• Exercise brief: Look through the material and copy each line holding "法眼大律师".

• Input for this task:
————

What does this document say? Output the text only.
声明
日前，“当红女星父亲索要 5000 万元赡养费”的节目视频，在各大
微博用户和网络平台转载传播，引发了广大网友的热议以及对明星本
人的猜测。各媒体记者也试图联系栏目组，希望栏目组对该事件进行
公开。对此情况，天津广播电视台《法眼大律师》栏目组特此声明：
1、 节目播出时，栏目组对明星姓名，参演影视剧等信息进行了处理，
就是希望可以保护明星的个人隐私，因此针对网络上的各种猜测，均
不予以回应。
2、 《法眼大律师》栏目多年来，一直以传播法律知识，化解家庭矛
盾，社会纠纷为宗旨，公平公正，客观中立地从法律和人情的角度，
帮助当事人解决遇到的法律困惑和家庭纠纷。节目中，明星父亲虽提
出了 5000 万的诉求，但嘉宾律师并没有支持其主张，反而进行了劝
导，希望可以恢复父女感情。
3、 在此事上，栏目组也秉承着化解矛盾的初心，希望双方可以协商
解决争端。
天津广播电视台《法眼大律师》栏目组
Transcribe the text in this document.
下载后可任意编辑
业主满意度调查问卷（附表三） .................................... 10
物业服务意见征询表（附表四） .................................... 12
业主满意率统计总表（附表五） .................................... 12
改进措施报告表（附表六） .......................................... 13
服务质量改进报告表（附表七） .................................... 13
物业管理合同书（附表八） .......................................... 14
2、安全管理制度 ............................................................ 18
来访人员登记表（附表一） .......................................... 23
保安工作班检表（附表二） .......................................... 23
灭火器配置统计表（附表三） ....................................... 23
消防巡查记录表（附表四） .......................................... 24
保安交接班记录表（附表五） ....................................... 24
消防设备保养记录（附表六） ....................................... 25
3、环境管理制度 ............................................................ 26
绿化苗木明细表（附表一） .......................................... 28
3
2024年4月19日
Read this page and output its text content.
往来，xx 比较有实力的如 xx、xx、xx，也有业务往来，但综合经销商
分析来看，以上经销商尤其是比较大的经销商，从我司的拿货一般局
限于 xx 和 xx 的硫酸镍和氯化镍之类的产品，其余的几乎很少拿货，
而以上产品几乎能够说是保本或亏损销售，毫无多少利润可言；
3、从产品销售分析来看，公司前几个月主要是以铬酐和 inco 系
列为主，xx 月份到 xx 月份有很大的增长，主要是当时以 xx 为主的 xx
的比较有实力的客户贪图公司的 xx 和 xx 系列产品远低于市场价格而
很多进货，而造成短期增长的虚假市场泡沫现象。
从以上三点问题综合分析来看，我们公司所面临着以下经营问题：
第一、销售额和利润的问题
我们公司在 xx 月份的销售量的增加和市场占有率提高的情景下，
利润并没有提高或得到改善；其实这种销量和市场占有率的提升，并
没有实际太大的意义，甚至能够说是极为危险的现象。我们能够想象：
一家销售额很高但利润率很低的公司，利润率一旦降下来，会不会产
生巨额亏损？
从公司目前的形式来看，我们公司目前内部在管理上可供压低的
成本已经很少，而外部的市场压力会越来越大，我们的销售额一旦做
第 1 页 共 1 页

————

• Solution below:
公开。对此情况，天津广播电视台《法眼大律师》栏目组特此声明：
2、 《法眼大律师》栏目多年来，一直以传播法律知识，化解家庭矛
天津广播电视台《法眼大律师》栏目组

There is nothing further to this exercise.